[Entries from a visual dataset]

┌──

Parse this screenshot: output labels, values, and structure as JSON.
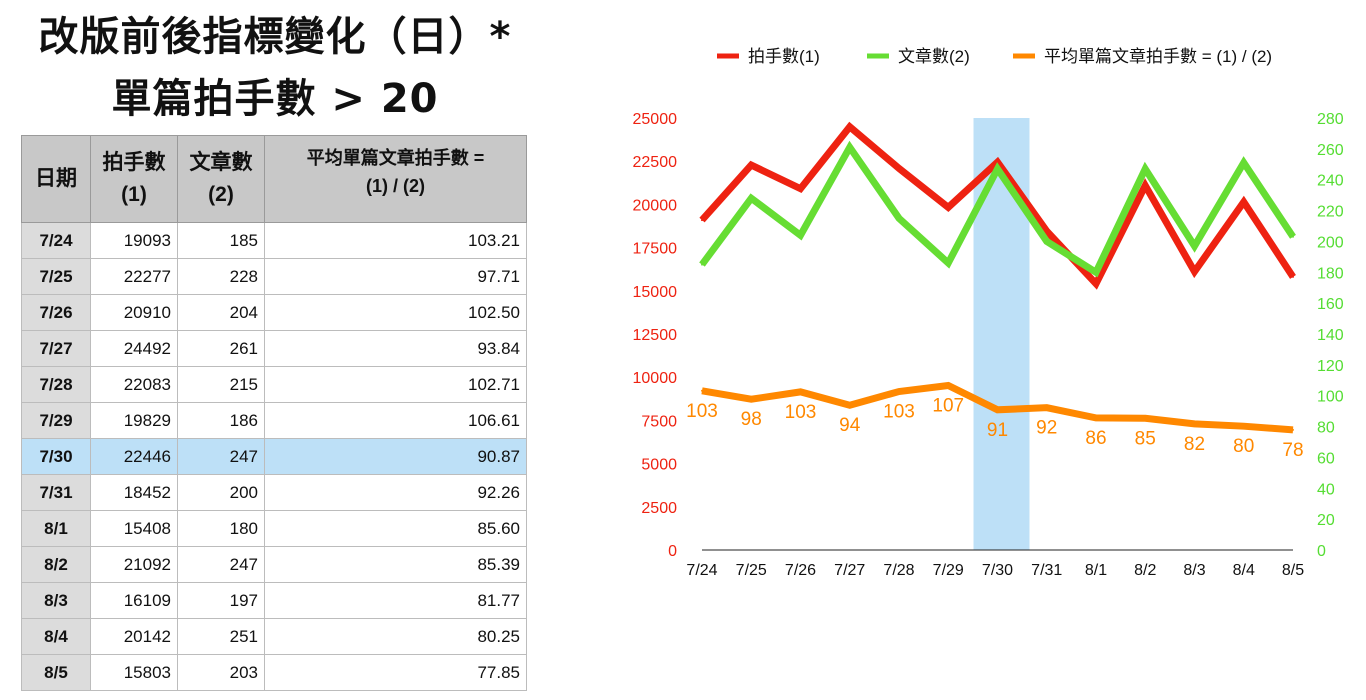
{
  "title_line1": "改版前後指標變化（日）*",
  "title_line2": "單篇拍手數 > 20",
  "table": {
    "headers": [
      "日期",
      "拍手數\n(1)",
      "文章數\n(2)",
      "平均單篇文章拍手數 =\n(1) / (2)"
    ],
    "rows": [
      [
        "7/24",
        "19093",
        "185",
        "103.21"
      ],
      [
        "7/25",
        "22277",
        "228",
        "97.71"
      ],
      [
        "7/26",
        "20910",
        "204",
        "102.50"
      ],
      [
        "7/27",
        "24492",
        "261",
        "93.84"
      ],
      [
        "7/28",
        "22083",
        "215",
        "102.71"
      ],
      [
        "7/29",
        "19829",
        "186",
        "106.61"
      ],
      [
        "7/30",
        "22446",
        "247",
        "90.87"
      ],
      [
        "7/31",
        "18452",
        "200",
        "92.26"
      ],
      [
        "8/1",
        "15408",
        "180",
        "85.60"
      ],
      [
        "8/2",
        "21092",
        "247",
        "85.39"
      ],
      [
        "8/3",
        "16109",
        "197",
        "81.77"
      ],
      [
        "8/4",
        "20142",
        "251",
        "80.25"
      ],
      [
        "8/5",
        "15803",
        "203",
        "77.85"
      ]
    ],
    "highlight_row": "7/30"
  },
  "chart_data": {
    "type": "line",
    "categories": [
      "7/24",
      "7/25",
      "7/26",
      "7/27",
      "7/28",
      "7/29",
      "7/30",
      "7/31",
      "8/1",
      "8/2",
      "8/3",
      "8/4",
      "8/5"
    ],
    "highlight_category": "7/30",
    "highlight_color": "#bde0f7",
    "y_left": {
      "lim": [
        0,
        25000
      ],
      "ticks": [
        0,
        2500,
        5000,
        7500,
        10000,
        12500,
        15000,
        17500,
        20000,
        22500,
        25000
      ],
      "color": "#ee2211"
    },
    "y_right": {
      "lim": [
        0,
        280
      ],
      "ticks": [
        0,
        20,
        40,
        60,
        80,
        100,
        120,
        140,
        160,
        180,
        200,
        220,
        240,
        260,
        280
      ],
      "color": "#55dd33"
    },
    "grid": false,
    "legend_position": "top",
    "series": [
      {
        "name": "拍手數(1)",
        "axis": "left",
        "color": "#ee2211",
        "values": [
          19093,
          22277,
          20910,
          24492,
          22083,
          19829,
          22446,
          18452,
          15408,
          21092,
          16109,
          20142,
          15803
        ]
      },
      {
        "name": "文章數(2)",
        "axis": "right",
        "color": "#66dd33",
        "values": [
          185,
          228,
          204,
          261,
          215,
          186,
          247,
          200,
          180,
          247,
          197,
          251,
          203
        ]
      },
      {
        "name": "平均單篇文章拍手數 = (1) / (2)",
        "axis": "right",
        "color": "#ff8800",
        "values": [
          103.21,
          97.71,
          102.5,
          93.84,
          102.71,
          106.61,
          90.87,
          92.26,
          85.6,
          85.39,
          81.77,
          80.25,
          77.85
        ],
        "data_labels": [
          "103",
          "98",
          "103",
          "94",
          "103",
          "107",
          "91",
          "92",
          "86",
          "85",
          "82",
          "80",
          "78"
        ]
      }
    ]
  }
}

└──

- **Work to be completed**
Will you restate every entry word for word and omit the images?

- **Solution below**
Parse this screenshot: output labels, values, and structure as JSON.
{
  "title_line1": "改版前後指標變化（日）*",
  "title_line2": "單篇拍手數 > 20",
  "table": {
    "headers": [
      "日期",
      "拍手數\n(1)",
      "文章數\n(2)",
      "平均單篇文章拍手數 =\n(1) / (2)"
    ],
    "rows": [
      [
        "7/24",
        "19093",
        "185",
        "103.21"
      ],
      [
        "7/25",
        "22277",
        "228",
        "97.71"
      ],
      [
        "7/26",
        "20910",
        "204",
        "102.50"
      ],
      [
        "7/27",
        "24492",
        "261",
        "93.84"
      ],
      [
        "7/28",
        "22083",
        "215",
        "102.71"
      ],
      [
        "7/29",
        "19829",
        "186",
        "106.61"
      ],
      [
        "7/30",
        "22446",
        "247",
        "90.87"
      ],
      [
        "7/31",
        "18452",
        "200",
        "92.26"
      ],
      [
        "8/1",
        "15408",
        "180",
        "85.60"
      ],
      [
        "8/2",
        "21092",
        "247",
        "85.39"
      ],
      [
        "8/3",
        "16109",
        "197",
        "81.77"
      ],
      [
        "8/4",
        "20142",
        "251",
        "80.25"
      ],
      [
        "8/5",
        "15803",
        "203",
        "77.85"
      ]
    ],
    "highlight_row": "7/30"
  },
  "chart_data": {
    "type": "line",
    "categories": [
      "7/24",
      "7/25",
      "7/26",
      "7/27",
      "7/28",
      "7/29",
      "7/30",
      "7/31",
      "8/1",
      "8/2",
      "8/3",
      "8/4",
      "8/5"
    ],
    "highlight_category": "7/30",
    "highlight_color": "#bde0f7",
    "y_left": {
      "lim": [
        0,
        25000
      ],
      "ticks": [
        0,
        2500,
        5000,
        7500,
        10000,
        12500,
        15000,
        17500,
        20000,
        22500,
        25000
      ],
      "color": "#ee2211"
    },
    "y_right": {
      "lim": [
        0,
        280
      ],
      "ticks": [
        0,
        20,
        40,
        60,
        80,
        100,
        120,
        140,
        160,
        180,
        200,
        220,
        240,
        260,
        280
      ],
      "color": "#55dd33"
    },
    "grid": false,
    "legend_position": "top",
    "series": [
      {
        "name": "拍手數(1)",
        "axis": "left",
        "color": "#ee2211",
        "values": [
          19093,
          22277,
          20910,
          24492,
          22083,
          19829,
          22446,
          18452,
          15408,
          21092,
          16109,
          20142,
          15803
        ]
      },
      {
        "name": "文章數(2)",
        "axis": "right",
        "color": "#66dd33",
        "values": [
          185,
          228,
          204,
          261,
          215,
          186,
          247,
          200,
          180,
          247,
          197,
          251,
          203
        ]
      },
      {
        "name": "平均單篇文章拍手數 = (1) / (2)",
        "axis": "right",
        "color": "#ff8800",
        "values": [
          103.21,
          97.71,
          102.5,
          93.84,
          102.71,
          106.61,
          90.87,
          92.26,
          85.6,
          85.39,
          81.77,
          80.25,
          77.85
        ],
        "data_labels": [
          "103",
          "98",
          "103",
          "94",
          "103",
          "107",
          "91",
          "92",
          "86",
          "85",
          "82",
          "80",
          "78"
        ]
      }
    ]
  }
}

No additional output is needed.